*Set task*
Look at the entries below and reproduce them exactly.
— Start Records for this task —
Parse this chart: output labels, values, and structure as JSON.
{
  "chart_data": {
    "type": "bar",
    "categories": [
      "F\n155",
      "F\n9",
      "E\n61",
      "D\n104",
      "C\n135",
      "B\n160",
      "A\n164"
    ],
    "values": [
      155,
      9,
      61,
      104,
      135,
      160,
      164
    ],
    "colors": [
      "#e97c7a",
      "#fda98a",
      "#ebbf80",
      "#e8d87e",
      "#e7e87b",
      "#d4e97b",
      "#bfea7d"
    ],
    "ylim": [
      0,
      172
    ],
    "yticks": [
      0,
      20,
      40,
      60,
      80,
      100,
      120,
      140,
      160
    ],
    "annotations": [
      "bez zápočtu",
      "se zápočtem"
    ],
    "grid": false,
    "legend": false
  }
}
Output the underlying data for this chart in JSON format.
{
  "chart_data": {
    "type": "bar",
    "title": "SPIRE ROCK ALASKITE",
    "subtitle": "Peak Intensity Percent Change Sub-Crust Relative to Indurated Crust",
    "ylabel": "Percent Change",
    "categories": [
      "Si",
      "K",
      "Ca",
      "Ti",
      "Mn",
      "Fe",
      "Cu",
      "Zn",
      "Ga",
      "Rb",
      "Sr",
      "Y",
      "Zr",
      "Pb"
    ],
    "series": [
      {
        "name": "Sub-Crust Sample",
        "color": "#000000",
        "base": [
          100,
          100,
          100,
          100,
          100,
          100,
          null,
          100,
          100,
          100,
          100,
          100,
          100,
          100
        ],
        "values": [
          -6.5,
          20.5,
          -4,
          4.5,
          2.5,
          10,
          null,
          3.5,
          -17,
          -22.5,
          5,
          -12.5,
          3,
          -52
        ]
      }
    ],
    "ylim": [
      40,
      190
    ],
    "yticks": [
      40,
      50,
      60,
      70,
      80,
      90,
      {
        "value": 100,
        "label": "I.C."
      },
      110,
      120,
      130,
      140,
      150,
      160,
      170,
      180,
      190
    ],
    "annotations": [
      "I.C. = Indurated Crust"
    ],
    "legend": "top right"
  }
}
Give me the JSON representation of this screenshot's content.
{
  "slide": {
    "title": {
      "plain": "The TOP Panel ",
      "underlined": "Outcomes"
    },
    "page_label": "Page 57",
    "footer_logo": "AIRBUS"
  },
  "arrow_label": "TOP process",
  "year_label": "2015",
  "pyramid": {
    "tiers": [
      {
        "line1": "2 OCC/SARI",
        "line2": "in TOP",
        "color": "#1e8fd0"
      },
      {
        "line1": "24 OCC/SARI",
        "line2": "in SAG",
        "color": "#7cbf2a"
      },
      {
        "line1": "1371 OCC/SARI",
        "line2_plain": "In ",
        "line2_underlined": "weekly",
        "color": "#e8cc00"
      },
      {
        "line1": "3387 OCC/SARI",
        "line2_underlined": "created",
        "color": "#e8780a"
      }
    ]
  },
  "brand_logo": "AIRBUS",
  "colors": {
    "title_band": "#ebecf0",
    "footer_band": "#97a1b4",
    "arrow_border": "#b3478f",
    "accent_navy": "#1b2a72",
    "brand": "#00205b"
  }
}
— End Records for this task —
*Exercise answer*
Parse this chart: output labels, values, and structure as JSON.
{
  "chart_data": {
    "type": "bar",
    "categories": [
      "F\n155",
      "F\n9",
      "E\n61",
      "D\n104",
      "C\n135",
      "B\n160",
      "A\n164"
    ],
    "values": [
      155,
      9,
      61,
      104,
      135,
      160,
      164
    ],
    "colors": [
      "#e97c7a",
      "#fda98a",
      "#ebbf80",
      "#e8d87e",
      "#e7e87b",
      "#d4e97b",
      "#bfea7d"
    ],
    "ylim": [
      0,
      172
    ],
    "yticks": [
      0,
      20,
      40,
      60,
      80,
      100,
      120,
      140,
      160
    ],
    "annotations": [
      "bez zápočtu",
      "se zápočtem"
    ],
    "grid": false,
    "legend": false
  }
}
Output the underlying data for this chart in JSON format.
{
  "chart_data": {
    "type": "bar",
    "title": "SPIRE ROCK ALASKITE",
    "subtitle": "Peak Intensity Percent Change Sub-Crust Relative to Indurated Crust",
    "ylabel": "Percent Change",
    "categories": [
      "Si",
      "K",
      "Ca",
      "Ti",
      "Mn",
      "Fe",
      "Cu",
      "Zn",
      "Ga",
      "Rb",
      "Sr",
      "Y",
      "Zr",
      "Pb"
    ],
    "series": [
      {
        "name": "Sub-Crust Sample",
        "color": "#000000",
        "base": [
          100,
          100,
          100,
          100,
          100,
          100,
          null,
          100,
          100,
          100,
          100,
          100,
          100,
          100
        ],
        "values": [
          -6.5,
          20.5,
          -4,
          4.5,
          2.5,
          10,
          null,
          3.5,
          -17,
          -22.5,
          5,
          -12.5,
          3,
          -52
        ]
      }
    ],
    "ylim": [
      40,
      190
    ],
    "yticks": [
      40,
      50,
      60,
      70,
      80,
      90,
      {
        "value": 100,
        "label": "I.C."
      },
      110,
      120,
      130,
      140,
      150,
      160,
      170,
      180,
      190
    ],
    "annotations": [
      "I.C. = Indurated Crust"
    ],
    "legend": "top right"
  }
}
Give me the JSON representation of this screenshot's content.
{
  "slide": {
    "title": {
      "plain": "The TOP Panel ",
      "underlined": "Outcomes"
    },
    "page_label": "Page 57",
    "footer_logo": "AIRBUS"
  },
  "arrow_label": "TOP process",
  "year_label": "2015",
  "pyramid": {
    "tiers": [
      {
        "line1": "2 OCC/SARI",
        "line2": "in TOP",
        "color": "#1e8fd0"
      },
      {
        "line1": "24 OCC/SARI",
        "line2": "in SAG",
        "color": "#7cbf2a"
      },
      {
        "line1": "1371 OCC/SARI",
        "line2_plain": "In ",
        "line2_underlined": "weekly",
        "color": "#e8cc00"
      },
      {
        "line1": "3387 OCC/SARI",
        "line2_underlined": "created",
        "color": "#e8780a"
      }
    ]
  },
  "brand_logo": "AIRBUS",
  "colors": {
    "title_band": "#ebecf0",
    "footer_band": "#97a1b4",
    "arrow_border": "#b3478f",
    "accent_navy": "#1b2a72",
    "brand": "#00205b"
  }
}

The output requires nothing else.